* [GIVEN EXERCISE]: Can you reproduce the stretch of rows that opens with the line containing "List UI elements" and closes with the line containing "repost-icon bbox=[152, 943, 188, 979]", both of those lines included? Leave the picture out of your answer.

═════ TASK INPUTS

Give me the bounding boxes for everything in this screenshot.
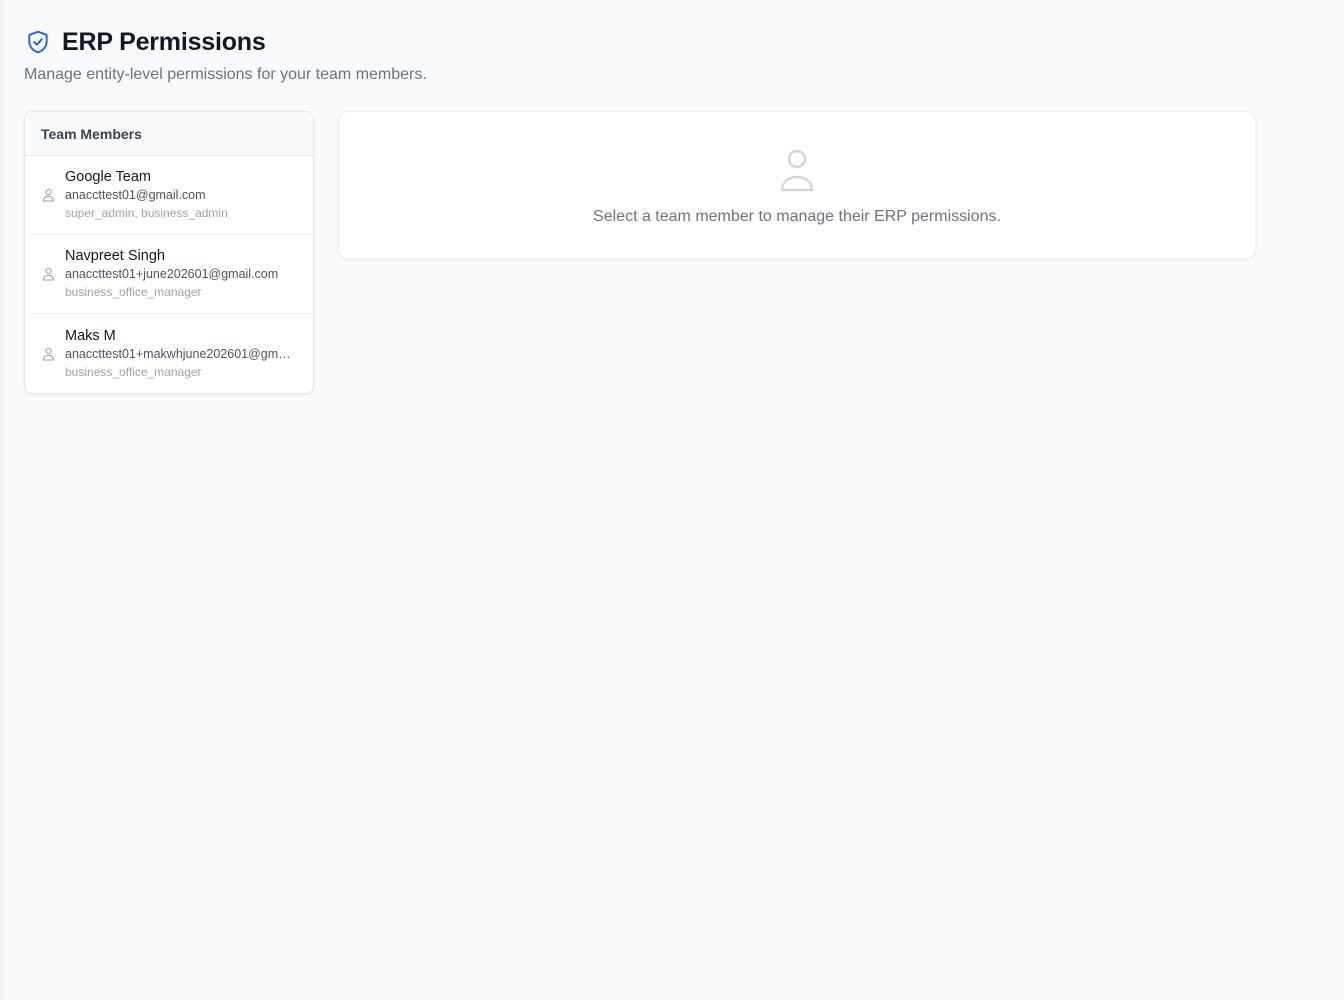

══════════
═════ TASK INPUTS

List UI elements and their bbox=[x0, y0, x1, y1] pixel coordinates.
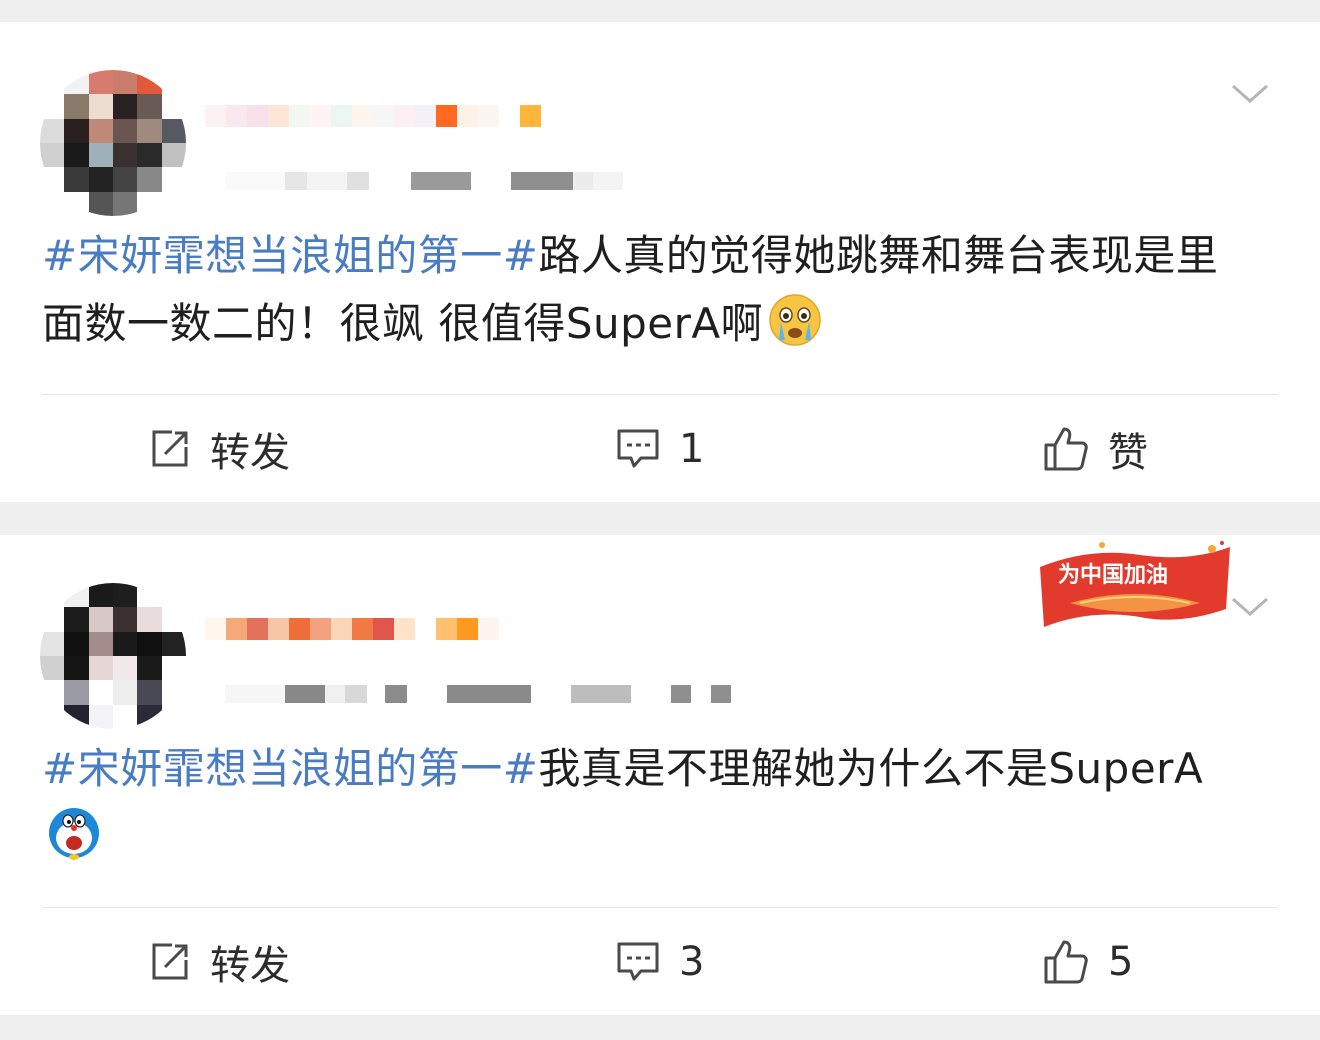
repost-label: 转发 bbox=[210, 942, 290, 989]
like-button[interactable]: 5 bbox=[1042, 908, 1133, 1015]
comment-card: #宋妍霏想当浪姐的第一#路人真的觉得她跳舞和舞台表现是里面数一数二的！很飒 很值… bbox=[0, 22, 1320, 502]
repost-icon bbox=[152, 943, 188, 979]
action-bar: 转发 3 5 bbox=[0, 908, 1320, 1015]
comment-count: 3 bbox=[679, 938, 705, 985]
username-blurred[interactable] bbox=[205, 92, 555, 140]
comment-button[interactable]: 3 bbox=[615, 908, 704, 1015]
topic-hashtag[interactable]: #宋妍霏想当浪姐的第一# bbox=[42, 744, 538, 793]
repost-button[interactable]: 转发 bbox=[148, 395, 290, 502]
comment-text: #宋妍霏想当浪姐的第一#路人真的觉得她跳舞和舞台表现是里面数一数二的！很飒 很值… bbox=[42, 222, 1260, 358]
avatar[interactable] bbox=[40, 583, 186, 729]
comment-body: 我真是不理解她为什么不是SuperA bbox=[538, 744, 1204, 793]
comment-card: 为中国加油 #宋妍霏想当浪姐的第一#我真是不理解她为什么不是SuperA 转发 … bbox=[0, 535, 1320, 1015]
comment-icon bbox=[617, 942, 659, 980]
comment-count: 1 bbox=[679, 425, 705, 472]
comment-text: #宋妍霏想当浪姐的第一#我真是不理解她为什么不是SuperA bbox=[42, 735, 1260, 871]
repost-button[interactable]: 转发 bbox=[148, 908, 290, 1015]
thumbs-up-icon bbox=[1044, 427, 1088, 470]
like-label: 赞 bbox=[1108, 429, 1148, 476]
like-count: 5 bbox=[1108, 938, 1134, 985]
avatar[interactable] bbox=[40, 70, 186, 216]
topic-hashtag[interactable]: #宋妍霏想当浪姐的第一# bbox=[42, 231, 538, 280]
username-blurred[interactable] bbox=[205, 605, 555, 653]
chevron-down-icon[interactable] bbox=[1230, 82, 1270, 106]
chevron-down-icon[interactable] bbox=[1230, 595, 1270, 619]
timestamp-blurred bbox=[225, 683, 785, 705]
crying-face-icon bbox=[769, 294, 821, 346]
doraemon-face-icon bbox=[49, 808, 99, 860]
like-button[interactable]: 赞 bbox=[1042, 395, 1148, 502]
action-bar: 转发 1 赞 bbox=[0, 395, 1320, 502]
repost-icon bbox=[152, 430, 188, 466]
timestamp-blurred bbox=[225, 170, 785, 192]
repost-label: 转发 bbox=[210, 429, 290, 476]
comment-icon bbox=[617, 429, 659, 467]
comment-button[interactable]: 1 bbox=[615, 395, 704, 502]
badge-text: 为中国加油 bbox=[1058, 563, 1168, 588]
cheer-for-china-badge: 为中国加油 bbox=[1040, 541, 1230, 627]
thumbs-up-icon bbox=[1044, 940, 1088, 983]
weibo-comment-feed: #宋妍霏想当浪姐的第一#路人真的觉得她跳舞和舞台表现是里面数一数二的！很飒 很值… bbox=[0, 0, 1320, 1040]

══════════
═════ TASK INPUTS

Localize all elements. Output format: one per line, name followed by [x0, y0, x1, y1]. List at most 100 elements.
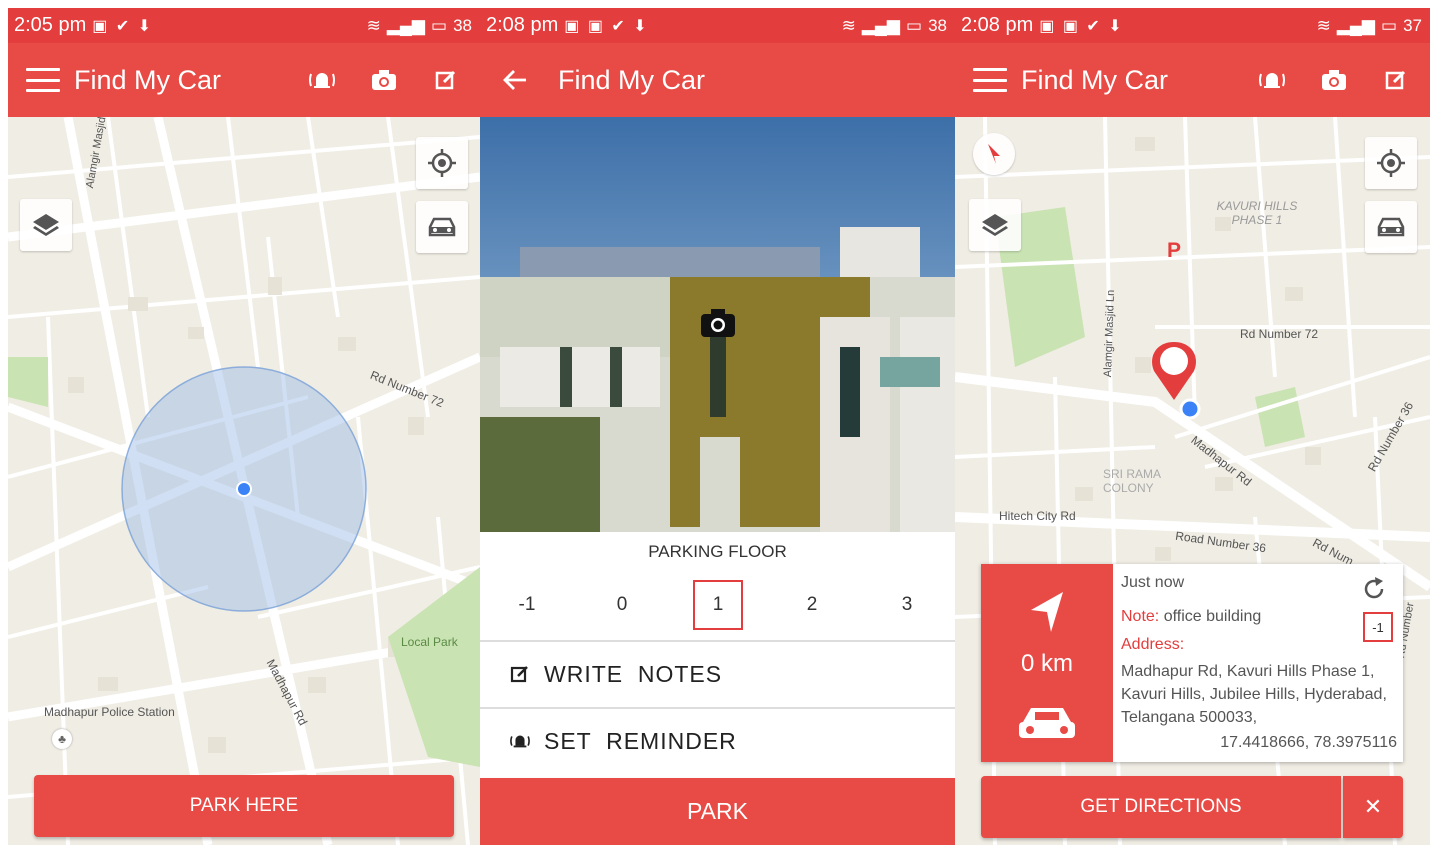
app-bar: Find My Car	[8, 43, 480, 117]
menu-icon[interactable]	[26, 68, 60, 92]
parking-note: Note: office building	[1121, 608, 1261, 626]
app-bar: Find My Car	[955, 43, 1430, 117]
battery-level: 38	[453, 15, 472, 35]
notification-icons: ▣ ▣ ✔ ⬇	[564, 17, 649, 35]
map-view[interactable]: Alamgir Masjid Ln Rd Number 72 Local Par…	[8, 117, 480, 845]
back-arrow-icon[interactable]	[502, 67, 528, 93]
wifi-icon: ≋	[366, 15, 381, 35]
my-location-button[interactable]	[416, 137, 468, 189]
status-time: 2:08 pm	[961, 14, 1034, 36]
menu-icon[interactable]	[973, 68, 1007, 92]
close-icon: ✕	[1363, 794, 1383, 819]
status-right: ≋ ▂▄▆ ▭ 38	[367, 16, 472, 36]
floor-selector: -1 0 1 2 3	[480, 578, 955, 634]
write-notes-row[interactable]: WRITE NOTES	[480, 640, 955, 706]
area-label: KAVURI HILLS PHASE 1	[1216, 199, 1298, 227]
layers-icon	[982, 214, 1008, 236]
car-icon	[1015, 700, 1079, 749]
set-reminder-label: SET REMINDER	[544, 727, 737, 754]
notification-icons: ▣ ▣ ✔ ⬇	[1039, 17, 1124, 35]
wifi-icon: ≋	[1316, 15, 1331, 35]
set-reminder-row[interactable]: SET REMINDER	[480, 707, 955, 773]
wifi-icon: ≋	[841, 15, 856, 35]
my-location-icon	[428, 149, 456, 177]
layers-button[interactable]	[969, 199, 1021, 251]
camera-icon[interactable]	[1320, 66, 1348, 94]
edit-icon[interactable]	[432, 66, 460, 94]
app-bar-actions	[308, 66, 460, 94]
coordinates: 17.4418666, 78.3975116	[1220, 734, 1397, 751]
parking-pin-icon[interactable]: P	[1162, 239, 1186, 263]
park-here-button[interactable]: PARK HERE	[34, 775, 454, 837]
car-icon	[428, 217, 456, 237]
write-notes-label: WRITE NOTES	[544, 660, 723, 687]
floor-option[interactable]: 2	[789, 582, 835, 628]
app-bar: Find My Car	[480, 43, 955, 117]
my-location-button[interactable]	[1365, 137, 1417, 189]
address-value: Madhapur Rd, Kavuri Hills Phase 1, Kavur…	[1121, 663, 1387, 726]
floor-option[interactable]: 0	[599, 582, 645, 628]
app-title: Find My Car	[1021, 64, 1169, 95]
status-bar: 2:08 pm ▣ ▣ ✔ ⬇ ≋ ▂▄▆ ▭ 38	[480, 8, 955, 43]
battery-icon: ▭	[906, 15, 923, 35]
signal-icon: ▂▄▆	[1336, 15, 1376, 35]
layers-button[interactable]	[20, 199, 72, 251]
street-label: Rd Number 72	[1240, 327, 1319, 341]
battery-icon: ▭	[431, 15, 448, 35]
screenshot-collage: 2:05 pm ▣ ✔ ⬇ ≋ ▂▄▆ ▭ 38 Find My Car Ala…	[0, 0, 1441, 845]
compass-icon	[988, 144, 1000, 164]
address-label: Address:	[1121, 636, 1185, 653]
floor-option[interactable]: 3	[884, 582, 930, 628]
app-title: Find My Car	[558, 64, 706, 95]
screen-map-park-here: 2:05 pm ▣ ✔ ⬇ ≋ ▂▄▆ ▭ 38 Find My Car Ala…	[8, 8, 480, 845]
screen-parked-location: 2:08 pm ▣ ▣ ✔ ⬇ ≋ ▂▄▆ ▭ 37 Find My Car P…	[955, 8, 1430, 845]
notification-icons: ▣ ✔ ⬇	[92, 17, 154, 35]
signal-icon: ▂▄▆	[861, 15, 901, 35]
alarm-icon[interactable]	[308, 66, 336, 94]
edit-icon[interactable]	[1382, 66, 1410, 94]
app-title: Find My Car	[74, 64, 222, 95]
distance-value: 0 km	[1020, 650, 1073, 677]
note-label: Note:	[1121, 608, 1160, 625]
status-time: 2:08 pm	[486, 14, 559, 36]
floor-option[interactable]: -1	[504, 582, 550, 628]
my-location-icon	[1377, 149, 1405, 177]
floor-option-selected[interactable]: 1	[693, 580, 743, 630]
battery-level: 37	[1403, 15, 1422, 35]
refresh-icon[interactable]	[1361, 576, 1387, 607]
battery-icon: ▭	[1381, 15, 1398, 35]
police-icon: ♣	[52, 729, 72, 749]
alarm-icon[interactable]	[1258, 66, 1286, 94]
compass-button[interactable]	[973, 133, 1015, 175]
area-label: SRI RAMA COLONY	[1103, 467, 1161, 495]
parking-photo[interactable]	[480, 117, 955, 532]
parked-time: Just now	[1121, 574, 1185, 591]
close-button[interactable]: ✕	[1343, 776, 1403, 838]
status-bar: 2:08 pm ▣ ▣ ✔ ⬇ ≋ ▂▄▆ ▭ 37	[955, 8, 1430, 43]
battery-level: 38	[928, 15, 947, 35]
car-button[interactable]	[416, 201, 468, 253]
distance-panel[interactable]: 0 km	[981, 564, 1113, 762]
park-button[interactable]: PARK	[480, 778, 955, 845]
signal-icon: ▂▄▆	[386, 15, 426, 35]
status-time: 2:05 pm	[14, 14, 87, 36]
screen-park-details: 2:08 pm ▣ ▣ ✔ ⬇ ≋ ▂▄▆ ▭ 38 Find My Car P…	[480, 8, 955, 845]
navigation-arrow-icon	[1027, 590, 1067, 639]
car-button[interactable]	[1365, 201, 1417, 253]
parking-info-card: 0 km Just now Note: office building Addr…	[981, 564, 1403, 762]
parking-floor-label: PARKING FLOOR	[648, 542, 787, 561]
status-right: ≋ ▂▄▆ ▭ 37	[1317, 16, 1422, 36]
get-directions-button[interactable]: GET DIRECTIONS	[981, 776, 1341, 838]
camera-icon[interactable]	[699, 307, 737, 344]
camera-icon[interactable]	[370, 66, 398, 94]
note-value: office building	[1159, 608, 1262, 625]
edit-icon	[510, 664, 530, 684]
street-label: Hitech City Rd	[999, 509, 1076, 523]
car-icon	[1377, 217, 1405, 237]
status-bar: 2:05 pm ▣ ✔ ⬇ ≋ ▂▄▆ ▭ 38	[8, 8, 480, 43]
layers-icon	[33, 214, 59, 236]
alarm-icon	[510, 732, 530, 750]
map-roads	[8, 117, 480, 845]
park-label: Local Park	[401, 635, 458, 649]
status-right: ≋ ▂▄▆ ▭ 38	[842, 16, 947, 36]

══════════

* [RESPONSE TO THIS TASK]:
List UI elements and their bbox=[x0, y0, x1, y1] pixel coordinates.
repost-label: 转发 bbox=[210, 942, 290, 989]
like-button[interactable]: 5 bbox=[1042, 908, 1133, 1015]
comment-card: #宋妍霏想当浪姐的第一#路人真的觉得她跳舞和舞台表现是里面数一数二的！很飒 很值… bbox=[0, 22, 1320, 502]
repost-icon bbox=[152, 943, 188, 979]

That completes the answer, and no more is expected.